=== SUPPLIED INFORMATION ===
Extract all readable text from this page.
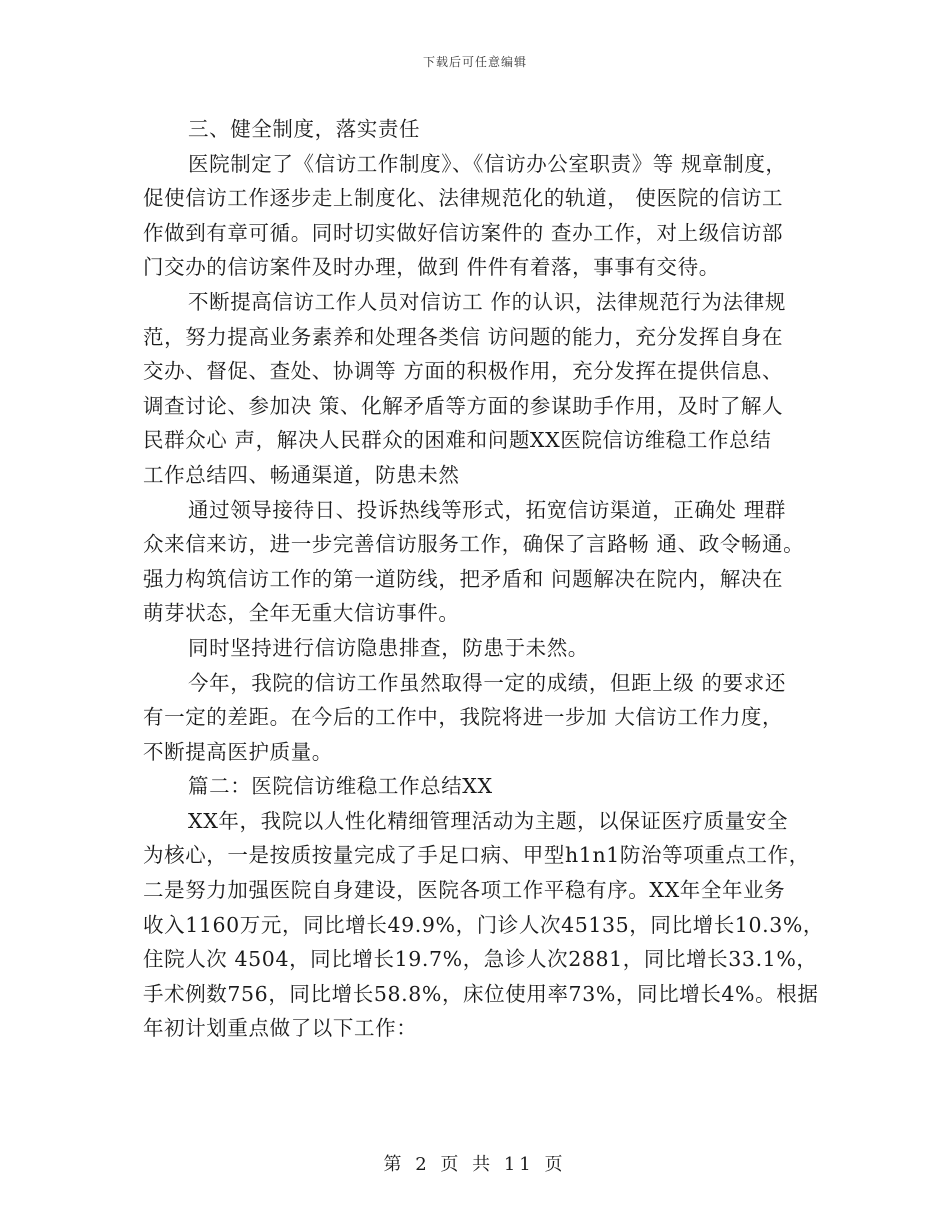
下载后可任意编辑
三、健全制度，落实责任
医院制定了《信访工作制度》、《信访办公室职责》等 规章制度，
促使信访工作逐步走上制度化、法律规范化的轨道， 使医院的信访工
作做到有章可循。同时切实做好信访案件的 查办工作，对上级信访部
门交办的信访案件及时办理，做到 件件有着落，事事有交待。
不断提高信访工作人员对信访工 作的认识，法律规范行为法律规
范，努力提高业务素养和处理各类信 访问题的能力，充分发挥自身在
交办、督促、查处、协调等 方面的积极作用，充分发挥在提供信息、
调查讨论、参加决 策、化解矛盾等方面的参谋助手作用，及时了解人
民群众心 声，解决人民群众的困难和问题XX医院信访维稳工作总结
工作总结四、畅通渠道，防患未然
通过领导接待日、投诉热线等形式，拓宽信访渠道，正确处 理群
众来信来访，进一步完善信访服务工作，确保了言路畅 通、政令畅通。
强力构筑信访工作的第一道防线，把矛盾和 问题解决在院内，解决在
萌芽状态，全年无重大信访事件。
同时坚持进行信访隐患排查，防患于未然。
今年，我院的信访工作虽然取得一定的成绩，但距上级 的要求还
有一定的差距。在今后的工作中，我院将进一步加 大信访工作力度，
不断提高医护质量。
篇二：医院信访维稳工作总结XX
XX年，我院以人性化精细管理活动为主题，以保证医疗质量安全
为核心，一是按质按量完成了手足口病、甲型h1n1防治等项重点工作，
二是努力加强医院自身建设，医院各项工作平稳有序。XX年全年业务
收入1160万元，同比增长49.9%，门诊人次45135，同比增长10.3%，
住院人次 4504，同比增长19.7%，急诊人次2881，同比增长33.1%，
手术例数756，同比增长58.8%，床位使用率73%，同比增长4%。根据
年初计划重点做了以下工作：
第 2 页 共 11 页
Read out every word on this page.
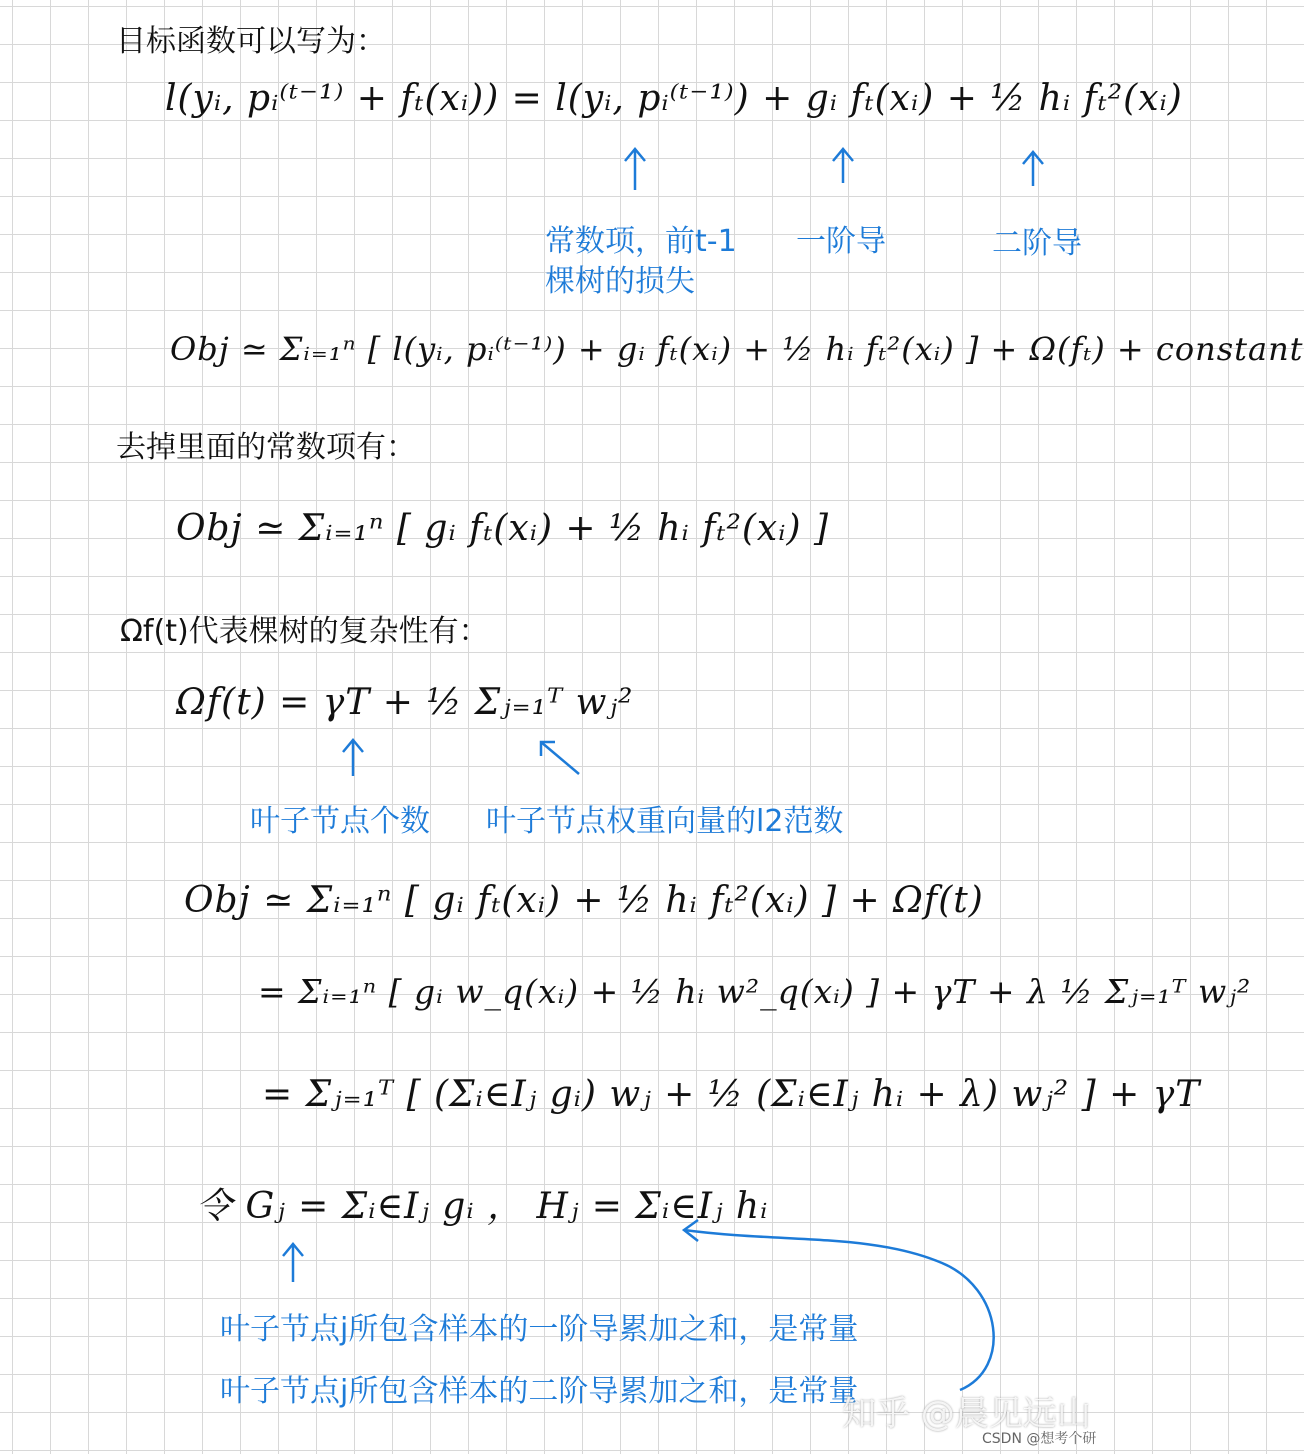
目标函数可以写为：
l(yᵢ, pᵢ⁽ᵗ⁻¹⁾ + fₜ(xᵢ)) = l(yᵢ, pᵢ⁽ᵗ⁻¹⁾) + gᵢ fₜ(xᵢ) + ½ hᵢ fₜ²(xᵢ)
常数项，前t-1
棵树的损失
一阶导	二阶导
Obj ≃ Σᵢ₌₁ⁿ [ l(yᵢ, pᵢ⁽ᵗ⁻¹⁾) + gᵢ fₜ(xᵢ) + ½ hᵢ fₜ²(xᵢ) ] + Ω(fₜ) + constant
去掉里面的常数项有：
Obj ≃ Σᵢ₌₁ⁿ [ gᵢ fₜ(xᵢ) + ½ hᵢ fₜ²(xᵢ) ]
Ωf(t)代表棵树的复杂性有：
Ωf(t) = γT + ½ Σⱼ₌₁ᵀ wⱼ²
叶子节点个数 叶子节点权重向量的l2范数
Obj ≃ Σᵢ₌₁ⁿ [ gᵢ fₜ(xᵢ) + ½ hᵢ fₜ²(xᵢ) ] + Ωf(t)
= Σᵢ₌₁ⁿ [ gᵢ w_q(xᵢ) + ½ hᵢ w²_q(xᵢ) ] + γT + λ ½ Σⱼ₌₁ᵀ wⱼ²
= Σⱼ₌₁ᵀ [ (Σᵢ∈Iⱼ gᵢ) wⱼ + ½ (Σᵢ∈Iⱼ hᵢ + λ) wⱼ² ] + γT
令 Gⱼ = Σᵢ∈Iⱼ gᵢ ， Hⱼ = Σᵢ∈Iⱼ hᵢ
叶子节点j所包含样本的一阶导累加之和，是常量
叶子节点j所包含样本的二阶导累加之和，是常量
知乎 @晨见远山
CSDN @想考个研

=== TASK PROMPT ===
Transcribe every line in the entries above, taking out only the images.

=== RESULT OF THE TASK ===
Extract all readable text from this page.
下载后可任意编辑
三、健全制度，落实责任
医院制定了《信访工作制度》、《信访办公室职责》等 规章制度，
促使信访工作逐步走上制度化、法律规范化的轨道， 使医院的信访工
作做到有章可循。同时切实做好信访案件的 查办工作，对上级信访部
门交办的信访案件及时办理，做到 件件有着落，事事有交待。
不断提高信访工作人员对信访工 作的认识，法律规范行为法律规
范，努力提高业务素养和处理各类信 访问题的能力，充分发挥自身在
交办、督促、查处、协调等 方面的积极作用，充分发挥在提供信息、
调查讨论、参加决 策、化解矛盾等方面的参谋助手作用，及时了解人
民群众心 声，解决人民群众的困难和问题XX医院信访维稳工作总结
工作总结四、畅通渠道，防患未然
通过领导接待日、投诉热线等形式，拓宽信访渠道，正确处 理群
众来信来访，进一步完善信访服务工作，确保了言路畅 通、政令畅通。
强力构筑信访工作的第一道防线，把矛盾和 问题解决在院内，解决在
萌芽状态，全年无重大信访事件。
同时坚持进行信访隐患排查，防患于未然。
今年，我院的信访工作虽然取得一定的成绩，但距上级 的要求还
有一定的差距。在今后的工作中，我院将进一步加 大信访工作力度，
不断提高医护质量。
篇二：医院信访维稳工作总结XX
XX年，我院以人性化精细管理活动为主题，以保证医疗质量安全
为核心，一是按质按量完成了手足口病、甲型h1n1防治等项重点工作，
二是努力加强医院自身建设，医院各项工作平稳有序。XX年全年业务
收入1160万元，同比增长49.9%，门诊人次45135，同比增长10.3%，
住院人次 4504，同比增长19.7%，急诊人次2881，同比增长33.1%，
手术例数756，同比增长58.8%，床位使用率73%，同比增长4%。根据
年初计划重点做了以下工作：
第 2 页 共 11 页
Read out every word on this page.
目标函数可以写为：
l(yᵢ, pᵢ⁽ᵗ⁻¹⁾ + fₜ(xᵢ)) = l(yᵢ, pᵢ⁽ᵗ⁻¹⁾) + gᵢ fₜ(xᵢ) + ½ hᵢ fₜ²(xᵢ)
常数项，前t-1
棵树的损失
一阶导	二阶导
Obj ≃ Σᵢ₌₁ⁿ [ l(yᵢ, pᵢ⁽ᵗ⁻¹⁾) + gᵢ fₜ(xᵢ) + ½ hᵢ fₜ²(xᵢ) ] + Ω(fₜ) + constant
去掉里面的常数项有：
Obj ≃ Σᵢ₌₁ⁿ [ gᵢ fₜ(xᵢ) + ½ hᵢ fₜ²(xᵢ) ]
Ωf(t)代表棵树的复杂性有：
Ωf(t) = γT + ½ Σⱼ₌₁ᵀ wⱼ²
叶子节点个数 叶子节点权重向量的l2范数
Obj ≃ Σᵢ₌₁ⁿ [ gᵢ fₜ(xᵢ) + ½ hᵢ fₜ²(xᵢ) ] + Ωf(t)
= Σᵢ₌₁ⁿ [ gᵢ w_q(xᵢ) + ½ hᵢ w²_q(xᵢ) ] + γT + λ ½ Σⱼ₌₁ᵀ wⱼ²
= Σⱼ₌₁ᵀ [ (Σᵢ∈Iⱼ gᵢ) wⱼ + ½ (Σᵢ∈Iⱼ hᵢ + λ) wⱼ² ] + γT
令 Gⱼ = Σᵢ∈Iⱼ gᵢ ， Hⱼ = Σᵢ∈Iⱼ hᵢ
叶子节点j所包含样本的一阶导累加之和，是常量
叶子节点j所包含样本的二阶导累加之和，是常量
知乎 @晨见远山
CSDN @想考个研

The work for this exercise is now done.